--- Problem requirements ---
Present every line in which the string "actividades" appears.

## start

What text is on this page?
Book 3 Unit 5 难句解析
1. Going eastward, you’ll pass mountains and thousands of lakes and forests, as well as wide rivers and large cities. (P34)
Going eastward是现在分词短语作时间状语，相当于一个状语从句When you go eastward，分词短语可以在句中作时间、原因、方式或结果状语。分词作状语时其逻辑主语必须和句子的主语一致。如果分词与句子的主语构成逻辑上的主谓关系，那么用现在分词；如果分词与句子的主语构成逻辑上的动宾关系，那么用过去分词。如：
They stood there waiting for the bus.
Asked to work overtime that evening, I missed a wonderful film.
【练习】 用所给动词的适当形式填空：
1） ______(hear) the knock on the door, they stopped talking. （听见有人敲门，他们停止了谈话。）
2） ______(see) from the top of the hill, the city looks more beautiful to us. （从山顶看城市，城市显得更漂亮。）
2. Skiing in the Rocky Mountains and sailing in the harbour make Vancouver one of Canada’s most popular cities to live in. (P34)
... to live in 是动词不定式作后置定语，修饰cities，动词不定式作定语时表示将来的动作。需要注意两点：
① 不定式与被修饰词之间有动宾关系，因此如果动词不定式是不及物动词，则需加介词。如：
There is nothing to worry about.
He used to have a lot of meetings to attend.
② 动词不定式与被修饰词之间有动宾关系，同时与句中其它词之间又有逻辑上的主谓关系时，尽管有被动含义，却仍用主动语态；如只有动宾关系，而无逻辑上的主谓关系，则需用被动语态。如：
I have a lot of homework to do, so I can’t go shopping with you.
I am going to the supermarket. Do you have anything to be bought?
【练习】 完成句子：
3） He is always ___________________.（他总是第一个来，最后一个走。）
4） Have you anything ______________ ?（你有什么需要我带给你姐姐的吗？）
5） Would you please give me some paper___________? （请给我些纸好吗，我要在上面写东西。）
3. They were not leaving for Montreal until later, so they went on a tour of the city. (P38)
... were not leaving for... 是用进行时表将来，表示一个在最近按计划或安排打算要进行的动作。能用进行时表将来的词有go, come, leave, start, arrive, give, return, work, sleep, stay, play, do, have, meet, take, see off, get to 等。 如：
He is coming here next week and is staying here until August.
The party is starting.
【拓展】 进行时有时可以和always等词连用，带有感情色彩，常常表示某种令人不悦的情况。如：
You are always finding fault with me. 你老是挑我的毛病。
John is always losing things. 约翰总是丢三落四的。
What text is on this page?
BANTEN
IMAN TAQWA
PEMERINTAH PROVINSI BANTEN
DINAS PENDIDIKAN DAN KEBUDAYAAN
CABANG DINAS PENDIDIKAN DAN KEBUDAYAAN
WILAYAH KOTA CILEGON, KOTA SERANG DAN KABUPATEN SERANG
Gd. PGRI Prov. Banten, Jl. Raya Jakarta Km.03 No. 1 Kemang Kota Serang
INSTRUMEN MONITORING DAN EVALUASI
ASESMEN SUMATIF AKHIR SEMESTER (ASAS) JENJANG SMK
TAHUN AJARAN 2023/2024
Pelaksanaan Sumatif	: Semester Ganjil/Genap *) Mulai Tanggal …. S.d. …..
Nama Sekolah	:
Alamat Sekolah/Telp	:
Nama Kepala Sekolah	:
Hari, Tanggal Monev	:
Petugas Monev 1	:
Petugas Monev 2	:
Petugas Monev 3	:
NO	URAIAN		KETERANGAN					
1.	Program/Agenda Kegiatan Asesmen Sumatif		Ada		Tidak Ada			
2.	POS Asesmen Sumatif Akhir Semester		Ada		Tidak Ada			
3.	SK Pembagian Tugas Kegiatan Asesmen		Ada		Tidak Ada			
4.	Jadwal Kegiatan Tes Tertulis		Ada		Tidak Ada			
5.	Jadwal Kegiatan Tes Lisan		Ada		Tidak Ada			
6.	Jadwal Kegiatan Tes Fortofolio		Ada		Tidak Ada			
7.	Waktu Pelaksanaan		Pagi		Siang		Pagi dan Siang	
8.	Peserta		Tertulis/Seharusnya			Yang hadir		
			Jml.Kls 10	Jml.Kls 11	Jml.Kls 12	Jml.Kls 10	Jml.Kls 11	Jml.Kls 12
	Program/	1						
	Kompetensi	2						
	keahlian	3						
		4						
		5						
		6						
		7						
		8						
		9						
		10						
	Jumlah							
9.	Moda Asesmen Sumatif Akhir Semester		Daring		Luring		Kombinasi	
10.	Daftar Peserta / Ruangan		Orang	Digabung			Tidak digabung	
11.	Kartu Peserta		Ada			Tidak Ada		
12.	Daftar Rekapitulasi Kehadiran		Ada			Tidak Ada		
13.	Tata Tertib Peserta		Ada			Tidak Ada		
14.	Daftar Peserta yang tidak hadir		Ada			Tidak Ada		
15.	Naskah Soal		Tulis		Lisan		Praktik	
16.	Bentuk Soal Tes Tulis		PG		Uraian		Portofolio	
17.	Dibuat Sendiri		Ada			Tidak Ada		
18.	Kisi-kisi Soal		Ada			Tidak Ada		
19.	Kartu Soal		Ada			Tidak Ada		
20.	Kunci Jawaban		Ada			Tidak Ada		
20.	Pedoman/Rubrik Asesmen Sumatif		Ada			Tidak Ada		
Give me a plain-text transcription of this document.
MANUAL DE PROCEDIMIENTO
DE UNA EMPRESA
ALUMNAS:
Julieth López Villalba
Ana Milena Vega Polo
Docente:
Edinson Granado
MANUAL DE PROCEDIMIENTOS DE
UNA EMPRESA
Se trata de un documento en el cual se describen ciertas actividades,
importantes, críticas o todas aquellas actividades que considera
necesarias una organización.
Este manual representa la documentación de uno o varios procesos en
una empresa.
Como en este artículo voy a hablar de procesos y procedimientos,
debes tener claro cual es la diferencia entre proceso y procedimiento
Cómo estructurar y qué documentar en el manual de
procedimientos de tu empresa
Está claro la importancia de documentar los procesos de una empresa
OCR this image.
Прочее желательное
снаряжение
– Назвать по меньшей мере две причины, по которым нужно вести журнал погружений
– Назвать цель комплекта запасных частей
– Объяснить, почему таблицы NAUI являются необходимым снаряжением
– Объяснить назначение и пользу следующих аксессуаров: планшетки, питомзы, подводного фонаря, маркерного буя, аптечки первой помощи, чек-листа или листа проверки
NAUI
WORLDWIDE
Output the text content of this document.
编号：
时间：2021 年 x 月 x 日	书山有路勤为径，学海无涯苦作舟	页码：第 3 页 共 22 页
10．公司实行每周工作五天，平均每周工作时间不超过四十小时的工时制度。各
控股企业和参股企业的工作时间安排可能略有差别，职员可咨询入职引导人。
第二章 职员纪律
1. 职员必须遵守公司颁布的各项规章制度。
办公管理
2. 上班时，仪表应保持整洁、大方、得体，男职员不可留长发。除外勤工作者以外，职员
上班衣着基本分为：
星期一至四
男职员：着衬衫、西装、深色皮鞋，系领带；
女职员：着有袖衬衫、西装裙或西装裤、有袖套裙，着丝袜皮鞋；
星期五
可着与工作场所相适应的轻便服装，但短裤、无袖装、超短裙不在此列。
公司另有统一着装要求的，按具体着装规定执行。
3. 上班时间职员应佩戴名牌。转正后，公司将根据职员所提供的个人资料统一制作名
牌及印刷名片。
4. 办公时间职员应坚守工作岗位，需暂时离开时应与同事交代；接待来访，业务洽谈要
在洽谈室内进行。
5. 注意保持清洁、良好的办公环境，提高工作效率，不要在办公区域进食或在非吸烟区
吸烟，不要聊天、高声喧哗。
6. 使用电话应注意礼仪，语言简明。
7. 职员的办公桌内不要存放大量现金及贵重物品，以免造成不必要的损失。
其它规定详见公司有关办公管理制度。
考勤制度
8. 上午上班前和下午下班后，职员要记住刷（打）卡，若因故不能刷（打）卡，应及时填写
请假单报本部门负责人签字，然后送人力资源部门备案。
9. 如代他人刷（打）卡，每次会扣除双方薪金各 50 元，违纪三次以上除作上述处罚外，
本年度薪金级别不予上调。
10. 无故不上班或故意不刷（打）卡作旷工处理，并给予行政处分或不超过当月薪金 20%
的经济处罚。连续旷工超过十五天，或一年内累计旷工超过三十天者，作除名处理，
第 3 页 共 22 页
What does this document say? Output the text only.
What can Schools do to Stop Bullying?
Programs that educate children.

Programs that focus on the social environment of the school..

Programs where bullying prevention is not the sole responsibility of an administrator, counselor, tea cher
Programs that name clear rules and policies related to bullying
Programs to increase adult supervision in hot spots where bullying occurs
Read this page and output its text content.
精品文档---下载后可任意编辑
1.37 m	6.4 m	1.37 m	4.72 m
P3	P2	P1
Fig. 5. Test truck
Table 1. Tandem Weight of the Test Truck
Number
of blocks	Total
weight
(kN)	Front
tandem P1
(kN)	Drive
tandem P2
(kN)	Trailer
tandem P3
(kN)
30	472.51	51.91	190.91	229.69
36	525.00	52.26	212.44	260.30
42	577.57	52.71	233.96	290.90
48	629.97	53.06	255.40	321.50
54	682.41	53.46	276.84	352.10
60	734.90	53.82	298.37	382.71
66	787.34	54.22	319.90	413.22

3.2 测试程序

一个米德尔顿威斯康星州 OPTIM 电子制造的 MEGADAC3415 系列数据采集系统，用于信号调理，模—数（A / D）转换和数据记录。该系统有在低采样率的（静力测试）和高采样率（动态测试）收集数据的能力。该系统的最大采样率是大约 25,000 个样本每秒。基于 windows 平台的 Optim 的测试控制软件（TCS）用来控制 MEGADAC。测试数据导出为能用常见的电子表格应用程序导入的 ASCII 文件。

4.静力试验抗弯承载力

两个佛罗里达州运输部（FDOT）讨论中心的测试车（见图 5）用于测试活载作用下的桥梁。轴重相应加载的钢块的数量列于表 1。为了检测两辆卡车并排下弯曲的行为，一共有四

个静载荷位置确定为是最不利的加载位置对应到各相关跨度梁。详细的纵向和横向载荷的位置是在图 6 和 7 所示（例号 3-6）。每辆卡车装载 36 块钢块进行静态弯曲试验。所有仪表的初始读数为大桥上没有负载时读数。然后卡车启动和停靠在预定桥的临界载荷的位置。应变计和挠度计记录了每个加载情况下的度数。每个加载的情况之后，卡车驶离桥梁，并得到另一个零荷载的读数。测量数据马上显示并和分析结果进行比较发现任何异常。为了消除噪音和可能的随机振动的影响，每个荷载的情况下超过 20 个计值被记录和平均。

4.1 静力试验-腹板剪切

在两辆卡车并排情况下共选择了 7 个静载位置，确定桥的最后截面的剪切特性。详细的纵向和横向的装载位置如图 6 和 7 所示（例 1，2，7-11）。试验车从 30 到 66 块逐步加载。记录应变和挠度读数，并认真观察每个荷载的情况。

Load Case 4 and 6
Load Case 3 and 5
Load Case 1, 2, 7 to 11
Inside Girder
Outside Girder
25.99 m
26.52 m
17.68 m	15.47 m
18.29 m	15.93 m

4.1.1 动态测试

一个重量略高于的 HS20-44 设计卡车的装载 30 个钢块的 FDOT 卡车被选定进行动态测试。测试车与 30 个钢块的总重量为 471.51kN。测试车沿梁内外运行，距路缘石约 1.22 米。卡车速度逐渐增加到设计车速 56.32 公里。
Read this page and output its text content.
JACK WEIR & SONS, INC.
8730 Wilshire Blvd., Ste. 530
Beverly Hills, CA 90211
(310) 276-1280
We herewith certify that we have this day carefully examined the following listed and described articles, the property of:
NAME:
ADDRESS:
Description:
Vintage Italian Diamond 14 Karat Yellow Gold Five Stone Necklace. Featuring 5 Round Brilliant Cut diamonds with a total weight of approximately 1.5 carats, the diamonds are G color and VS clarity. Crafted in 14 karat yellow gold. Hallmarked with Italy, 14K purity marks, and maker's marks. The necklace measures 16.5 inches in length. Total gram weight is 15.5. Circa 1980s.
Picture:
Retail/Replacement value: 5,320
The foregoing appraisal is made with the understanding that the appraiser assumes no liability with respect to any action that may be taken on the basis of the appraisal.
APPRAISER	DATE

## end

--- Task answer ---
Se trata de un documento en el cual se describen ciertas actividades,
importantes, críticas o todas aquellas actividades que considera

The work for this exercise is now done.